* **STATED PROBLEM 1**: Rewrite the listing from its start through the line containing "key-point-item [78, 196, 1002, 264]", both ends included, as a Markdown table with the columns Row and Line, omitting any blank lines.

* **DOCUMENT EXCERPT**:
'''

(Note: Guillaume F. caught a significant error in my equation formulation, so this answer changed to reflect this.)
In almost all pure DPS comparison scenarios, Bless is the winner if they have a good Dex save. Faerie Fire is better if they have a bad Dex save. The break even point is about when they need to roll a 10 on their Dex save.
When the target of the Faerie Fire spell makes their save with a roll of 10 or less the Bless becomes the better spell for raw DPS buffing. By a save on 9 or less, Bless is the clear winner.
Here it is in a color coded graph for you.
Down the left hand side we have the attackers target number - the number they need to roll on a d20 to hit. The first column has your DPS multiplier with no spell, the second with bless, and the third with Faerie Fire in effect. There numbers go to 24 because the bless spell allows you to technically roll up to that number ( a 20 on the to hit dice, and a 4 on the bless dice.)
To the right of that we have the enemy's target save numbers in descending order across the top. That is to say the target number on the dice where they make their save. Note that the target number of 21 on the table represents where the opponent cannot make the save.
Where the chart is green, Faerie Fire is better than Bless, where it is yellow Faerie Fire is worse than Bless, but still better than nothing, and Red you just wasted a spell slot on Faerie Fire (on average), because the expected increase in damage from FF is no better than having cast no spell at all.
It's the Dex save that makes or kills Faerie Fire's DPS. If the spell lands, it is hands down better than Bless, so if your target has an average or higher chance of failing their Dex save, go with Faerie Fire.
Even if they might save, Faerie Fire might still be the best choice, but this analysis has certainly changed my thinking on how I would use it.
Read on for the detailed explanation.
And Now for Some Math
I think with a simple removal of some superfluous information, we might be able to simplify the problem to where we can get our hands around it.
OK - in 5e combat, when you make an attack roll, your average expected damage per attack (which I call DPS for MMO terminology reasons) boils down to a calculation of your chance of hitting without critting times your average damage plus your chance of hitting with a crit times twice your average damage. I know that this is not 100% accurate since damage modifiers are NOT doubled on crits, but it's close enough for the purposes of this analysis.
Lets express that as an equation:
$$
AverageExpectedDamagePerAttack (DPS) = (P(HITnocrit) \times AVGdmg ) + (P(crit) \times 2 \times AVGdmg )

'''

* **Lines of data**:
'''

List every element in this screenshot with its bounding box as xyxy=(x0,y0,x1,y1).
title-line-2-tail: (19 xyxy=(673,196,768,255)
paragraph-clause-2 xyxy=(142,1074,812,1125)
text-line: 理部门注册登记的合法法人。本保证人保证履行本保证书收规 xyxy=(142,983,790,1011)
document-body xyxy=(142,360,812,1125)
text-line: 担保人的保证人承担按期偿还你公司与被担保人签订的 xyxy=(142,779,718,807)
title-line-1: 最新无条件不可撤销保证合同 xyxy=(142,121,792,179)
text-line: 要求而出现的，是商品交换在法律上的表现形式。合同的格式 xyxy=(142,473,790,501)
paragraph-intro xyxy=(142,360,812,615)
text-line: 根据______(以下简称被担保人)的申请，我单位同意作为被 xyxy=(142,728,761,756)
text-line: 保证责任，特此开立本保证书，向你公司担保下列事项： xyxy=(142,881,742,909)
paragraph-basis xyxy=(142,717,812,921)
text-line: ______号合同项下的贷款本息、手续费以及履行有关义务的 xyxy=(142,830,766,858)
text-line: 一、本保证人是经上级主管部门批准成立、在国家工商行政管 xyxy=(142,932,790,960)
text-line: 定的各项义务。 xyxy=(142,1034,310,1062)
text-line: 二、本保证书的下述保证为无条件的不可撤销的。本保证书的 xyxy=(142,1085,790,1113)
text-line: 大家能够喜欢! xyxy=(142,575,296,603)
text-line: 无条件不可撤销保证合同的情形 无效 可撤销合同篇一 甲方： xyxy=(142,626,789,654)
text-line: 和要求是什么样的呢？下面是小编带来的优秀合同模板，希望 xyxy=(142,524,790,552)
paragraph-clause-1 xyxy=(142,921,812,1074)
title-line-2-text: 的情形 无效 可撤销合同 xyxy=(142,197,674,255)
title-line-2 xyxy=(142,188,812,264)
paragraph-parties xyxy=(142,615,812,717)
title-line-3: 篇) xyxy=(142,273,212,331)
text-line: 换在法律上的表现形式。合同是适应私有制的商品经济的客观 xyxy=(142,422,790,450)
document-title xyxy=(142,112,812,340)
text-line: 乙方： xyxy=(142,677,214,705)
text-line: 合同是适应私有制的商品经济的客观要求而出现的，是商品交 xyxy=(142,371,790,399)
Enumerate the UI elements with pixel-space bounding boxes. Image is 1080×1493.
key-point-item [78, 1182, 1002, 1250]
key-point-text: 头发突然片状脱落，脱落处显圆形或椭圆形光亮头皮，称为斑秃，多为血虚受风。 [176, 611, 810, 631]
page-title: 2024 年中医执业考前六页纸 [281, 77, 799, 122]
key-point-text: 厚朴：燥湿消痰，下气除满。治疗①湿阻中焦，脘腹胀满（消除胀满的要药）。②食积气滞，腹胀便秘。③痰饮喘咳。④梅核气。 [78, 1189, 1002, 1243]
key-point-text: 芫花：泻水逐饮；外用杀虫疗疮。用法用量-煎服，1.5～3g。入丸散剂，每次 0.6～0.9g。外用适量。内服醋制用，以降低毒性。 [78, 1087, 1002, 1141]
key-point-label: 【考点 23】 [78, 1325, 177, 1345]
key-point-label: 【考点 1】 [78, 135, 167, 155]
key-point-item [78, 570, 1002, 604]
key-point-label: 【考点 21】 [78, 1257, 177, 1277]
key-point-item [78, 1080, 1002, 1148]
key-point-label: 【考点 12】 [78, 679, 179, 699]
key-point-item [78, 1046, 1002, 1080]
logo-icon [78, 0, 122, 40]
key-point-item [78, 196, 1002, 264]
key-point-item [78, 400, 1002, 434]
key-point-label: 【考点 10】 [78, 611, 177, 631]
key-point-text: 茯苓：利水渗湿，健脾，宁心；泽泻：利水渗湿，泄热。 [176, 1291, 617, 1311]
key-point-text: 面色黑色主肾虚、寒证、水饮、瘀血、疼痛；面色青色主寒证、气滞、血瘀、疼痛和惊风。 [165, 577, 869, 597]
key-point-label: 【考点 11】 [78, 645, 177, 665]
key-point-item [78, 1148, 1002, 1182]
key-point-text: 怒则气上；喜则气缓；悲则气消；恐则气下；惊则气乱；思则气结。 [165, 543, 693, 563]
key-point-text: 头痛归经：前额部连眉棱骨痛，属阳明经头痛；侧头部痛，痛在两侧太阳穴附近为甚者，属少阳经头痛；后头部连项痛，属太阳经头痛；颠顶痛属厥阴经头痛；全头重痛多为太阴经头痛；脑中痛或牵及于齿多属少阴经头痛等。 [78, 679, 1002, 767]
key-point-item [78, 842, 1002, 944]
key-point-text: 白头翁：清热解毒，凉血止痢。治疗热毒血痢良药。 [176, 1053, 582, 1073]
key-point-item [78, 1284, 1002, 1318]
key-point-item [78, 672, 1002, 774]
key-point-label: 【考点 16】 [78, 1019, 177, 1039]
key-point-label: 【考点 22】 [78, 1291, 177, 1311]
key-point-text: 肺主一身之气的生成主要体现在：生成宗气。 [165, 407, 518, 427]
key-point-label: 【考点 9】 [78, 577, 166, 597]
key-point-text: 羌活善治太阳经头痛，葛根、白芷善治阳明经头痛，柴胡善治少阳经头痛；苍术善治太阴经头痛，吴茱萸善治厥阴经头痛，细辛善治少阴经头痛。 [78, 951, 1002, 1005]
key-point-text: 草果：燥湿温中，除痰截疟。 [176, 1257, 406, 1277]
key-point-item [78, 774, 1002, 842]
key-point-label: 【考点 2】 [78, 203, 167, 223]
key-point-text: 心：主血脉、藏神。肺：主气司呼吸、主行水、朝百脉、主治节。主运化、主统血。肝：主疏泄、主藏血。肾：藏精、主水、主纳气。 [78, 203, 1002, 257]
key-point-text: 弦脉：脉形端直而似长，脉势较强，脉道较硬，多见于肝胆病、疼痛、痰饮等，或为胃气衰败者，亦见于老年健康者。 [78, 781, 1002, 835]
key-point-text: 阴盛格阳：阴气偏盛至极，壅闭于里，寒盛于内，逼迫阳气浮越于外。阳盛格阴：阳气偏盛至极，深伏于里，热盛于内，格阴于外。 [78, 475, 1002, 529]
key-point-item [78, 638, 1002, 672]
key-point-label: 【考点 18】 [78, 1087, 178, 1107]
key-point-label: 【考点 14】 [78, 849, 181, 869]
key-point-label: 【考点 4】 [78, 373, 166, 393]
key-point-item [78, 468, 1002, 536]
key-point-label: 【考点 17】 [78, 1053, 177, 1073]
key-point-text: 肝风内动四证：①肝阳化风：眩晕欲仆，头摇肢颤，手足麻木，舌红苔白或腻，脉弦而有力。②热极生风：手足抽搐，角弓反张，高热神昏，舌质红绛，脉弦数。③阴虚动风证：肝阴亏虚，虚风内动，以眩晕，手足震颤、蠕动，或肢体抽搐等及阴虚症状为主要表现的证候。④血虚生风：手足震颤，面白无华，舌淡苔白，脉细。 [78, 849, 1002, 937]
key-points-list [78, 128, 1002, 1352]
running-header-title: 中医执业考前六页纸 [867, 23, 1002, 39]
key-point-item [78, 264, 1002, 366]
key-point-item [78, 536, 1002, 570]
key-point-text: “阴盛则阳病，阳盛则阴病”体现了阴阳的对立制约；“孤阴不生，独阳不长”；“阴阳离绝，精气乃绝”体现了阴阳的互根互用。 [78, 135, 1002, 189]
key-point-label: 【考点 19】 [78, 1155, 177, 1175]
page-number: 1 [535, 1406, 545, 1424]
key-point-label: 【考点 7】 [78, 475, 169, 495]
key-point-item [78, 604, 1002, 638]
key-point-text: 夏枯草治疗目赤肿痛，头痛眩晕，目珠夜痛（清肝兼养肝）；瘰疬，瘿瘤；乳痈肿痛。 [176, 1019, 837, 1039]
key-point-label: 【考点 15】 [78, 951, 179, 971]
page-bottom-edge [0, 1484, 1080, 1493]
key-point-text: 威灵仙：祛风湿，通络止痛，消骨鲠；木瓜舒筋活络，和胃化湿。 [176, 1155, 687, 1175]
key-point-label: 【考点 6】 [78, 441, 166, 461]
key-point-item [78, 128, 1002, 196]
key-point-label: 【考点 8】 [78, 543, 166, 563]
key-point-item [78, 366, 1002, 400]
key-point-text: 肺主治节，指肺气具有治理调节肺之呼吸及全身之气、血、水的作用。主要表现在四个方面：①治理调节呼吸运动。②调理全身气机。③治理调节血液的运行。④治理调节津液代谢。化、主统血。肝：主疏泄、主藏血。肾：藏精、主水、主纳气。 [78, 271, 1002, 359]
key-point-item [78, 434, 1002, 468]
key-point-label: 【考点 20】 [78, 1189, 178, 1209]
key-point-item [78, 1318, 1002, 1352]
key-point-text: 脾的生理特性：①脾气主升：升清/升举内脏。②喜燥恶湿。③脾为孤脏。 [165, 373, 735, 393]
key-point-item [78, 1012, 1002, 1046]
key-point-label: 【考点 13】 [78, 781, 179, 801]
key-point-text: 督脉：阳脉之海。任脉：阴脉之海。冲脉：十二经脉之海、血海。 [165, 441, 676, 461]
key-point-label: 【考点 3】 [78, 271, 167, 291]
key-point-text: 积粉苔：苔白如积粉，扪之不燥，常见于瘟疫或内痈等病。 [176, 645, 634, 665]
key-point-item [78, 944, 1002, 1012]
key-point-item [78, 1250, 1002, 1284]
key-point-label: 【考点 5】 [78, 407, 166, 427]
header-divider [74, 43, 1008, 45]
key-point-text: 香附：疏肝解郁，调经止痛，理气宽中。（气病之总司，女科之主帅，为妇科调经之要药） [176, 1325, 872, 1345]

'''

* **STATED PROBLEM 2**: In the Bless versus Faerie Fire analysis, what does a green area on the chart indicate?

* **TASK RESULT 1**:
| Row | Line |
|---|---|
| 1 | List every element in this screenshot with its bounding box as xyxy=(x0,y0,x1,y1). |
| 2 | title-line-2-tail: (19 xyxy=(673,196,768,255) |
| 3 | paragraph-clause-2 xyxy=(142,1074,812,1125) |
| 4 | text-line: 理部门注册登记的合法法人。本保证人保证履行本保证书收规 xyxy=(142,983,790,1011) |
| 5 | document-body xyxy=(142,360,812,1125) |
| 6 | text-line: 担保人的保证人承担按期偿还你公司与被担保人签订的 xyxy=(142,779,718,807) |
| 7 | title-line-1: 最新无条件不可撤销保证合同 xyxy=(142,121,792,179) |
| 8 | text-line: 要求而出现的，是商品交换在法律上的表现形式。合同的格式 xyxy=(142,473,790,501) |
| 9 | paragraph-intro xyxy=(142,360,812,615) |
| 10 | text-line: 根据______(以下简称被担保人)的申请，我单位同意作为被 xyxy=(142,728,761,756) |
| 11 | text-line: 保证责任，特此开立本保证书，向你公司担保下列事项： xyxy=(142,881,742,909) |
| 12 | paragraph-basis xyxy=(142,717,812,921) |
| 13 | text-line: ______号合同项下的贷款本息、手续费以及履行有关义务的 xyxy=(142,830,766,858) |
| 14 | text-line: 一、本保证人是经上级主管部门批准成立、在国家工商行政管 xyxy=(142,932,790,960) |
| 15 | text-line: 定的各项义务。 xyxy=(142,1034,310,1062) |
| 16 | text-line: 二、本保证书的下述保证为无条件的不可撤销的。本保证书的 xyxy=(142,1085,790,1113) |
| 17 | text-line: 大家能够喜欢! xyxy=(142,575,296,603) |
| 18 | text-line: 无条件不可撤销保证合同的情形 无效 可撤销合同篇一 甲方： xyxy=(142,626,789,654) |
| 19 | text-line: 和要求是什么样的呢？下面是小编带来的优秀合同模板，希望 xyxy=(142,524,790,552) |
| 20 | paragraph-clause-1 xyxy=(142,921,812,1074) |
| 21 | title-line-2-text: 的情形 无效 可撤销合同 xyxy=(142,197,674,255) |
| 22 | title-line-2 xyxy=(142,188,812,264) |
| 23 | paragraph-parties xyxy=(142,615,812,717) |
| 24 | title-line-3: 篇) xyxy=(142,273,212,331) |
| 25 | text-line: 换在法律上的表现形式。合同是适应私有制的商品经济的客观 xyxy=(142,422,790,450) |
| 26 | document-title xyxy=(142,112,812,340) |
| 27 | text-line: 乙方： xyxy=(142,677,214,705) |
| 28 | text-line: 合同是适应私有制的商品经济的客观要求而出现的，是商品交 xyxy=(142,371,790,399) |
| 29 | Enumerate the UI elements with pixel-space bounding boxes. Image is 1080×1493. |
| 30 | key-point-item [78, 1182, 1002, 1250] |
| 31 | key-point-text: 头发突然片状脱落，脱落处显圆形或椭圆形光亮头皮，称为斑秃，多为血虚受风。 [176, 611, 810, 631] |
| 32 | page-title: 2024 年中医执业考前六页纸 [281, 77, 799, 122] |
| 33 | key-point-text: 厚朴：燥湿消痰，下气除满。治疗①湿阻中焦，脘腹胀满（消除胀满的要药）。②食积气滞，腹胀便秘。③痰饮喘咳。④梅核气。 [78, 1189, 1002, 1243] |
| 34 | key-point-text: 芫花：泻水逐饮；外用杀虫疗疮。用法用量-煎服，1.5～3g。入丸散剂，每次 0.6～0.9g。外用适量。内服醋制用，以降低毒性。 [78, 1087, 1002, 1141] |
| 35 | key-point-label: 【考点 23】 [78, 1325, 177, 1345] |
| 36 | key-point-label: 【考点 1】 [78, 135, 167, 155] |
| 37 | key-point-item [78, 570, 1002, 604] |
| 38 | key-point-label: 【考点 21】 [78, 1257, 177, 1277] |
| 39 | key-point-item [78, 1080, 1002, 1148] |
| 40 | key-point-label: 【考点 12】 [78, 679, 179, 699] |
| 41 | key-point-item [78, 1046, 1002, 1080] |
| 42 | logo-icon [78, 0, 122, 40] |
| 43 | key-point-item [78, 196, 1002, 264] |

* **TASK RESULT 2**: Faerie Fire is better than Bless.